Record excerpts:
## Start
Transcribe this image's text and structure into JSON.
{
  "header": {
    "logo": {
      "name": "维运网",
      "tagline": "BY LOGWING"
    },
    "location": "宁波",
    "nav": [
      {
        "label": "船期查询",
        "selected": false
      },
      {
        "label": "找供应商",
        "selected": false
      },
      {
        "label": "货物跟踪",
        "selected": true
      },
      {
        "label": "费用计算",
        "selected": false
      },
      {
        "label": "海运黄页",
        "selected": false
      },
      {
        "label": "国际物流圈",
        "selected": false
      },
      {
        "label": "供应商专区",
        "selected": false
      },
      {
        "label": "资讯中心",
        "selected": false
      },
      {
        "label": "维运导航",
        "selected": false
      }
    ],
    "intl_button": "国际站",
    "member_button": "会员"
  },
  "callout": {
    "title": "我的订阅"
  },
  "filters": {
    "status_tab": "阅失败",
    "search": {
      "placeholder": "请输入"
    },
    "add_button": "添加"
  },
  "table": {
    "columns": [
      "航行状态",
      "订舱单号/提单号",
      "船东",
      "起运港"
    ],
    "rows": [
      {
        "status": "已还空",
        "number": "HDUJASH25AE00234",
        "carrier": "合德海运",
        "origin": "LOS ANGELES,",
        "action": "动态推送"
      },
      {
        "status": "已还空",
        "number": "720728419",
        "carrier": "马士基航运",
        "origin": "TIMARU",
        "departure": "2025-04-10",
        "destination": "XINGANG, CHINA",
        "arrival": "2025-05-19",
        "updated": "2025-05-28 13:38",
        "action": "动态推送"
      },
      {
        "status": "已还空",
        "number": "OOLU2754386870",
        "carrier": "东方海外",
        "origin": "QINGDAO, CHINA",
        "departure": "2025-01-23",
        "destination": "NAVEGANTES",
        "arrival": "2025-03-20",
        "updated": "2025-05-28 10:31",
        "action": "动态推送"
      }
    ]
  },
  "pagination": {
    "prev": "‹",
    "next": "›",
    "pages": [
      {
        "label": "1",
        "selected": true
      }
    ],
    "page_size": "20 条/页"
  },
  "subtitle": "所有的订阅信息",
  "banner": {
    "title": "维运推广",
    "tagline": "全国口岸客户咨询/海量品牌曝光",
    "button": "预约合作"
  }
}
## End
The task: Write out every record shown above, word for word.

Complete response:
Transcribe this image's text and structure into JSON.
{
  "header": {
    "logo": {
      "name": "维运网",
      "tagline": "BY LOGWING"
    },
    "location": "宁波",
    "nav": [
      {
        "label": "船期查询",
        "selected": false
      },
      {
        "label": "找供应商",
        "selected": false
      },
      {
        "label": "货物跟踪",
        "selected": true
      },
      {
        "label": "费用计算",
        "selected": false
      },
      {
        "label": "海运黄页",
        "selected": false
      },
      {
        "label": "国际物流圈",
        "selected": false
      },
      {
        "label": "供应商专区",
        "selected": false
      },
      {
        "label": "资讯中心",
        "selected": false
      },
      {
        "label": "维运导航",
        "selected": false
      }
    ],
    "intl_button": "国际站",
    "member_button": "会员"
  },
  "callout": {
    "title": "我的订阅"
  },
  "filters": {
    "status_tab": "阅失败",
    "search": {
      "placeholder": "请输入"
    },
    "add_button": "添加"
  },
  "table": {
    "columns": [
      "航行状态",
      "订舱单号/提单号",
      "船东",
      "起运港"
    ],
    "rows": [
      {
        "status": "已还空",
        "number": "HDUJASH25AE00234",
        "carrier": "合德海运",
        "origin": "LOS ANGELES,",
        "action": "动态推送"
      },
      {
        "status": "已还空",
        "number": "720728419",
        "carrier": "马士基航运",
        "origin": "TIMARU",
        "departure": "2025-04-10",
        "destination": "XINGANG, CHINA",
        "arrival": "2025-05-19",
        "updated": "2025-05-28 13:38",
        "action": "动态推送"
      },
      {
        "status": "已还空",
        "number": "OOLU2754386870",
        "carrier": "东方海外",
        "origin": "QINGDAO, CHINA",
        "departure": "2025-01-23",
        "destination": "NAVEGANTES",
        "arrival": "2025-03-20",
        "updated": "2025-05-28 10:31",
        "action": "动态推送"
      }
    ]
  },
  "pagination": {
    "prev": "‹",
    "next": "›",
    "pages": [
      {
        "label": "1",
        "selected": true
      }
    ],
    "page_size": "20 条/页"
  },
  "subtitle": "所有的订阅信息",
  "banner": {
    "title": "维运推广",
    "tagline": "全国口岸客户咨询/海量品牌曝光",
    "button": "预约合作"
  }
}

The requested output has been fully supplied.